Without the pictures, copy the entries below word for word.
============
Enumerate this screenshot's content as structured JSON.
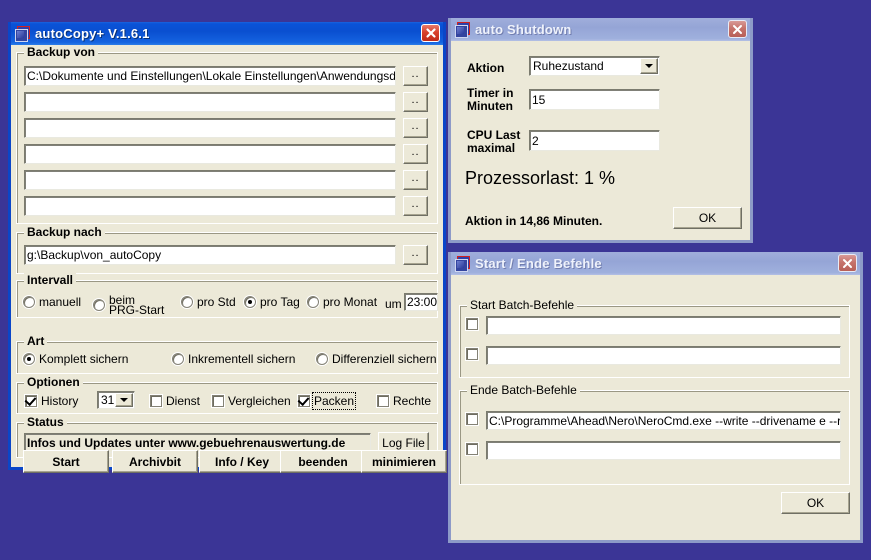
{
  "desktop": {
    "background": "#3b3596"
  },
  "windows": {
    "autocopy": {
      "title": "autoCopy+  V.1.6.1",
      "groups": {
        "backup_von": "Backup von",
        "backup_nach": "Backup nach",
        "intervall": "Intervall",
        "art": "Art",
        "optionen": "Optionen",
        "status": "Status"
      },
      "backup_von_paths": [
        "C:\\Dokumente und Einstellungen\\Lokale Einstellungen\\Anwendungsdaten",
        "",
        "",
        "",
        "",
        ""
      ],
      "browse_label": "..",
      "backup_nach_path": "g:\\Backup\\von_autoCopy",
      "intervall": {
        "options": [
          {
            "label": "manuell",
            "selected": false
          },
          {
            "label": "beim\nPRG-Start",
            "line1": "beim",
            "line2": "PRG-Start",
            "selected": false
          },
          {
            "label": "pro Std",
            "selected": false
          },
          {
            "label": "pro Tag",
            "selected": true
          },
          {
            "label": "pro Monat",
            "selected": false
          }
        ],
        "um_label": "um",
        "um_time": "23:00"
      },
      "art": {
        "options": [
          {
            "label": "Komplett sichern",
            "selected": true
          },
          {
            "label": "Inkrementell sichern",
            "selected": false
          },
          {
            "label": "Differenziell sichern",
            "selected": false
          }
        ]
      },
      "optionen": {
        "history_label": "History",
        "history_checked": true,
        "history_value": "31",
        "checks": [
          {
            "label": "Dienst",
            "checked": false,
            "focused": false
          },
          {
            "label": "Vergleichen",
            "checked": false,
            "focused": false
          },
          {
            "label": "Packen",
            "checked": true,
            "focused": true
          },
          {
            "label": "Rechte",
            "checked": false,
            "focused": false
          }
        ]
      },
      "status": {
        "text": "Infos  und  Updates  unter  www.gebuehrenauswertung.de",
        "logfile_button": "Log File"
      },
      "buttons": [
        "Start",
        "Archivbit",
        "Info / Key",
        "beenden",
        "minimieren"
      ]
    },
    "shutdown": {
      "title": "auto Shutdown",
      "aktion_label": "Aktion",
      "aktion_value": "Ruhezustand",
      "timer_label_line1": "Timer in",
      "timer_label_line2": "Minuten",
      "timer_value": "15",
      "cpu_label_line1": "CPU Last",
      "cpu_label_line2": "maximal",
      "cpu_value": "2",
      "prozessorlast": "Prozessorlast:  1 %",
      "aktion_in": "Aktion in 14,86  Minuten.",
      "ok_button": "OK"
    },
    "commands": {
      "title": "Start / Ende Befehle",
      "start_group": "Start Batch-Befehle",
      "start_rows": [
        {
          "checked": false,
          "value": ""
        },
        {
          "checked": false,
          "value": ""
        }
      ],
      "end_group": "Ende Batch-Befehle",
      "end_rows": [
        {
          "checked": false,
          "value": "C:\\Programme\\Ahead\\Nero\\NeroCmd.exe --write --drivename e --real --spe"
        },
        {
          "checked": false,
          "value": ""
        }
      ],
      "ok_button": "OK"
    }
  }
}
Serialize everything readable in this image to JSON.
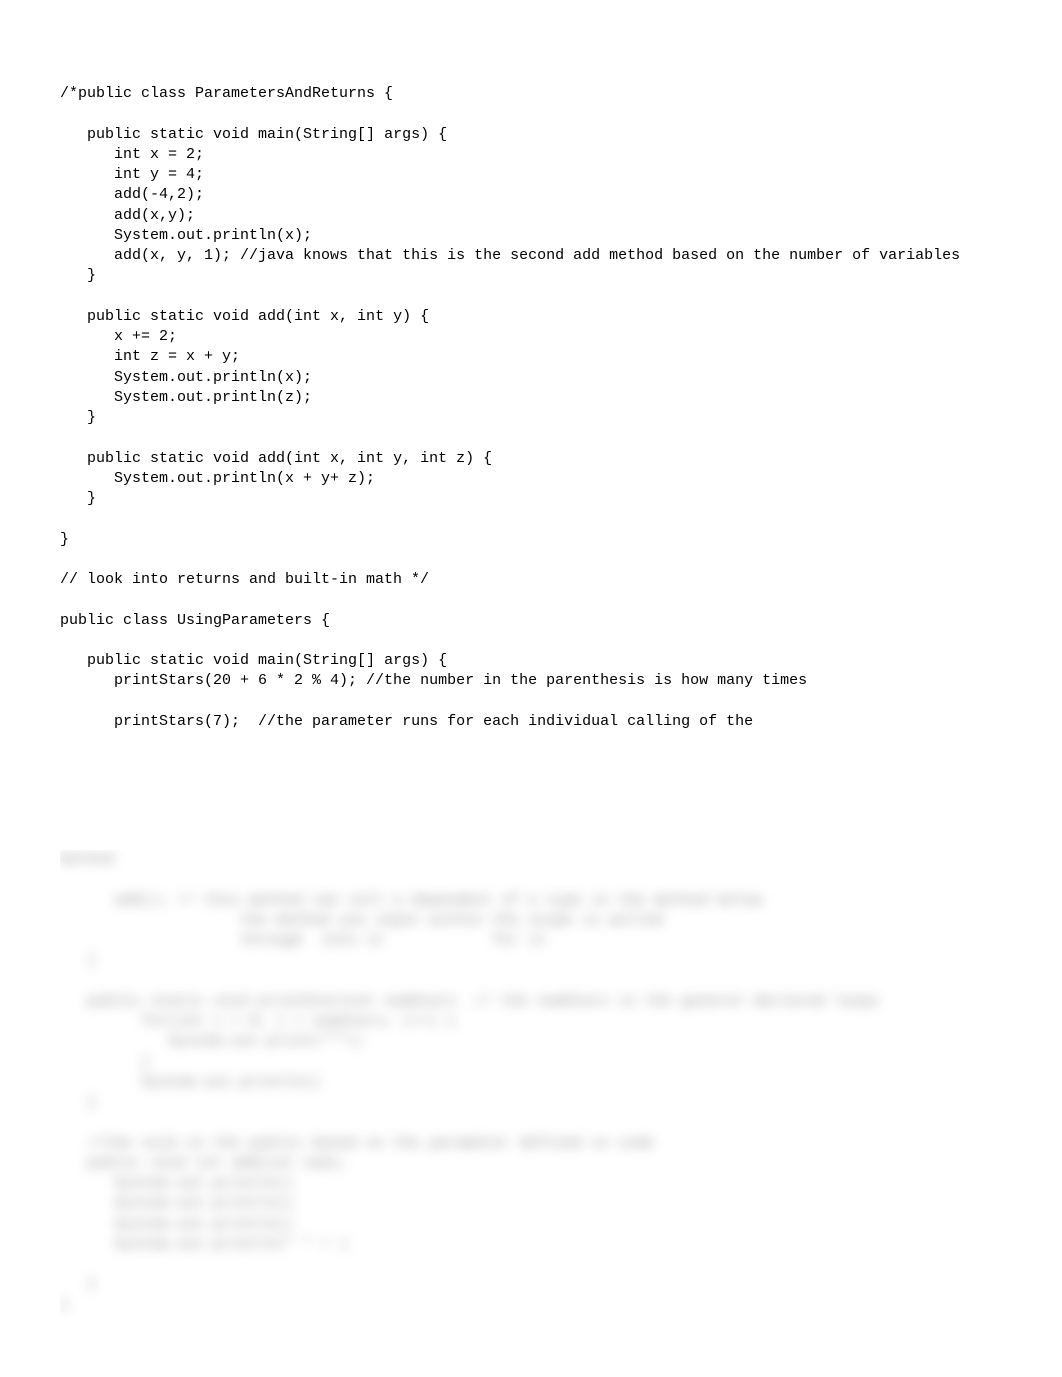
{
  "code": {
    "visible": "/*public class ParametersAndReturns {\n\n   public static void main(String[] args) {\n      int x = 2;\n      int y = 4;\n      add(-4,2);\n      add(x,y);\n      System.out.println(x);\n      add(x, y, 1); //java knows that this is the second add method based on the number of variables\n   }\n\n   public static void add(int x, int y) {\n      x += 2;\n      int z = x + y;\n      System.out.println(x);\n      System.out.println(z);\n   }\n\n   public static void add(int x, int y, int z) {\n      System.out.println(x + y+ z);\n   }\n\n}\n\n// look into returns and built-in math */\n\npublic class UsingParameters {\n\n   public static void main(String[] args) {\n      printStars(20 + 6 * 2 % 4); //the number in the parenthesis is how many times\n\n      printStars(7);  //the parameter runs for each individual calling of the",
    "blurred": "method\n\n      add(); // this method can call a dependent of a type in the method below\n                    the method you input within the scope is pulled\n                    through  into it            for it\n   }\n\n   public static void printStarsint numStars  // the numStars is the general declared loops\n         for(int i = 0; i < numStars; i++) {\n            System.out.print(\"*\");\n         }\n         System.out.println()\n   }\n\n   //the void in the public based on the parameter defined in code\n   public void int add(int num);\n      System.out.println()\n      System.out.println()\n      System.out.println()\n      System.out.println(\" \" + )\n\n   }\n}"
  }
}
============
● COMPLETED TASK
Enumerate this screenshot's content as structured JSON.
{
  "desktop": {
    "background": "#3b3596"
  },
  "windows": {
    "autocopy": {
      "title": "autoCopy+  V.1.6.1",
      "groups": {
        "backup_von": "Backup von",
        "backup_nach": "Backup nach",
        "intervall": "Intervall",
        "art": "Art",
        "optionen": "Optionen",
        "status": "Status"
      },
      "backup_von_paths": [
        "C:\\Dokumente und Einstellungen\\Lokale Einstellungen\\Anwendungsdaten",
        "",
        "",
        "",
        "",
        ""
      ],
      "browse_label": "..",
      "backup_nach_path": "g:\\Backup\\von_autoCopy",
      "intervall": {
        "options": [
          {
            "label": "manuell",
            "selected": false
          },
          {
            "label": "beim\nPRG-Start",
            "line1": "beim",
            "line2": "PRG-Start",
            "selected": false
          },
          {
            "label": "pro Std",
            "selected": false
          },
          {
            "label": "pro Tag",
            "selected": true
          },
          {
            "label": "pro Monat",
            "selected": false
          }
        ],
        "um_label": "um",
        "um_time": "23:00"
      },
      "art": {
        "options": [
          {
            "label": "Komplett sichern",
            "selected": true
          },
          {
            "label": "Inkrementell sichern",
            "selected": false
          },
          {
            "label": "Differenziell sichern",
            "selected": false
          }
        ]
      },
      "optionen": {
        "history_label": "History",
        "history_checked": true,
        "history_value": "31",
        "checks": [
          {
            "label": "Dienst",
            "checked": false,
            "focused": false
          },
          {
            "label": "Vergleichen",
            "checked": false,
            "focused": false
          },
          {
            "label": "Packen",
            "checked": true,
            "focused": true
          },
          {
            "label": "Rechte",
            "checked": false,
            "focused": false
          }
        ]
      },
      "status": {
        "text": "Infos  und  Updates  unter  www.gebuehrenauswertung.de",
        "logfile_button": "Log File"
      },
      "buttons": [
        "Start",
        "Archivbit",
        "Info / Key",
        "beenden",
        "minimieren"
      ]
    },
    "shutdown": {
      "title": "auto Shutdown",
      "aktion_label": "Aktion",
      "aktion_value": "Ruhezustand",
      "timer_label_line1": "Timer in",
      "timer_label_line2": "Minuten",
      "timer_value": "15",
      "cpu_label_line1": "CPU Last",
      "cpu_label_line2": "maximal",
      "cpu_value": "2",
      "prozessorlast": "Prozessorlast:  1 %",
      "aktion_in": "Aktion in 14,86  Minuten.",
      "ok_button": "OK"
    },
    "commands": {
      "title": "Start / Ende Befehle",
      "start_group": "Start Batch-Befehle",
      "start_rows": [
        {
          "checked": false,
          "value": ""
        },
        {
          "checked": false,
          "value": ""
        }
      ],
      "end_group": "Ende Batch-Befehle",
      "end_rows": [
        {
          "checked": false,
          "value": "C:\\Programme\\Ahead\\Nero\\NeroCmd.exe --write --drivename e --real --spe"
        },
        {
          "checked": false,
          "value": ""
        }
      ],
      "ok_button": "OK"
    }
  }
}
Serialize everything readable in this image to JSON.
{
  "code": {
    "visible": "/*public class ParametersAndReturns {\n\n   public static void main(String[] args) {\n      int x = 2;\n      int y = 4;\n      add(-4,2);\n      add(x,y);\n      System.out.println(x);\n      add(x, y, 1); //java knows that this is the second add method based on the number of variables\n   }\n\n   public static void add(int x, int y) {\n      x += 2;\n      int z = x + y;\n      System.out.println(x);\n      System.out.println(z);\n   }\n\n   public static void add(int x, int y, int z) {\n      System.out.println(x + y+ z);\n   }\n\n}\n\n// look into returns and built-in math */\n\npublic class UsingParameters {\n\n   public static void main(String[] args) {\n      printStars(20 + 6 * 2 % 4); //the number in the parenthesis is how many times\n\n      printStars(7);  //the parameter runs for each individual calling of the",
    "blurred": "method\n\n      add(); // this method can call a dependent of a type in the method below\n                    the method you input within the scope is pulled\n                    through  into it            for it\n   }\n\n   public static void printStarsint numStars  // the numStars is the general declared loops\n         for(int i = 0; i < numStars; i++) {\n            System.out.print(\"*\");\n         }\n         System.out.println()\n   }\n\n   //the void in the public based on the parameter defined in code\n   public void int add(int num);\n      System.out.println()\n      System.out.println()\n      System.out.println()\n      System.out.println(\" \" + )\n\n   }\n}"
  }
}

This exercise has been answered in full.